◆ Exercise details
Please reproduce every record, keeping each one exactly as written.

◆ Input records
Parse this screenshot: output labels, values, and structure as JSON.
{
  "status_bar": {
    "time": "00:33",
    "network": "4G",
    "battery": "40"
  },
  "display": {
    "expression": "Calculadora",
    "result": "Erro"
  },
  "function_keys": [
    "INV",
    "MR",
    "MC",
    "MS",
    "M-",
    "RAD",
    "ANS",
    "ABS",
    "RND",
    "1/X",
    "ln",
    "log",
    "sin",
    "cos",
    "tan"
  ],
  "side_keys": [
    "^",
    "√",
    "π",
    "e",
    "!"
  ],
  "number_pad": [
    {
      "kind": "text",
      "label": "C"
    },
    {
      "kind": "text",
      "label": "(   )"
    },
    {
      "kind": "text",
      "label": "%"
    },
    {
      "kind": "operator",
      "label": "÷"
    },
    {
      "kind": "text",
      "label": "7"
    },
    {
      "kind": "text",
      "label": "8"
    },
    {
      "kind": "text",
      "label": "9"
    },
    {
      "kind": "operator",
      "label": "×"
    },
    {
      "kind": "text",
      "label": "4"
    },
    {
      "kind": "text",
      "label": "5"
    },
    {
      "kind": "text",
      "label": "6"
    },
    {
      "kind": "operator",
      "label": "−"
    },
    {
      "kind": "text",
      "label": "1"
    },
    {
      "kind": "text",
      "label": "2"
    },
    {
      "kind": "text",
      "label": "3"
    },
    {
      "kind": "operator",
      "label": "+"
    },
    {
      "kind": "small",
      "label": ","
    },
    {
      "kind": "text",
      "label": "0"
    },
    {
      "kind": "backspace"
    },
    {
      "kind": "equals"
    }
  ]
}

◆ Complete answer
Parse this screenshot: output labels, values, and structure as JSON.
{
  "status_bar": {
    "time": "00:33",
    "network": "4G",
    "battery": "40"
  },
  "display": {
    "expression": "Calculadora",
    "result": "Erro"
  },
  "function_keys": [
    "INV",
    "MR",
    "MC",
    "MS",
    "M-",
    "RAD",
    "ANS",
    "ABS",
    "RND",
    "1/X",
    "ln",
    "log",
    "sin",
    "cos",
    "tan"
  ],
  "side_keys": [
    "^",
    "√",
    "π",
    "e",
    "!"
  ],
  "number_pad": [
    {
      "kind": "text",
      "label": "C"
    },
    {
      "kind": "text",
      "label": "(   )"
    },
    {
      "kind": "text",
      "label": "%"
    },
    {
      "kind": "operator",
      "label": "÷"
    },
    {
      "kind": "text",
      "label": "7"
    },
    {
      "kind": "text",
      "label": "8"
    },
    {
      "kind": "text",
      "label": "9"
    },
    {
      "kind": "operator",
      "label": "×"
    },
    {
      "kind": "text",
      "label": "4"
    },
    {
      "kind": "text",
      "label": "5"
    },
    {
      "kind": "text",
      "label": "6"
    },
    {
      "kind": "operator",
      "label": "−"
    },
    {
      "kind": "text",
      "label": "1"
    },
    {
      "kind": "text",
      "label": "2"
    },
    {
      "kind": "text",
      "label": "3"
    },
    {
      "kind": "operator",
      "label": "+"
    },
    {
      "kind": "small",
      "label": ","
    },
    {
      "kind": "text",
      "label": "0"
    },
    {
      "kind": "backspace"
    },
    {
      "kind": "equals"
    }
  ]
}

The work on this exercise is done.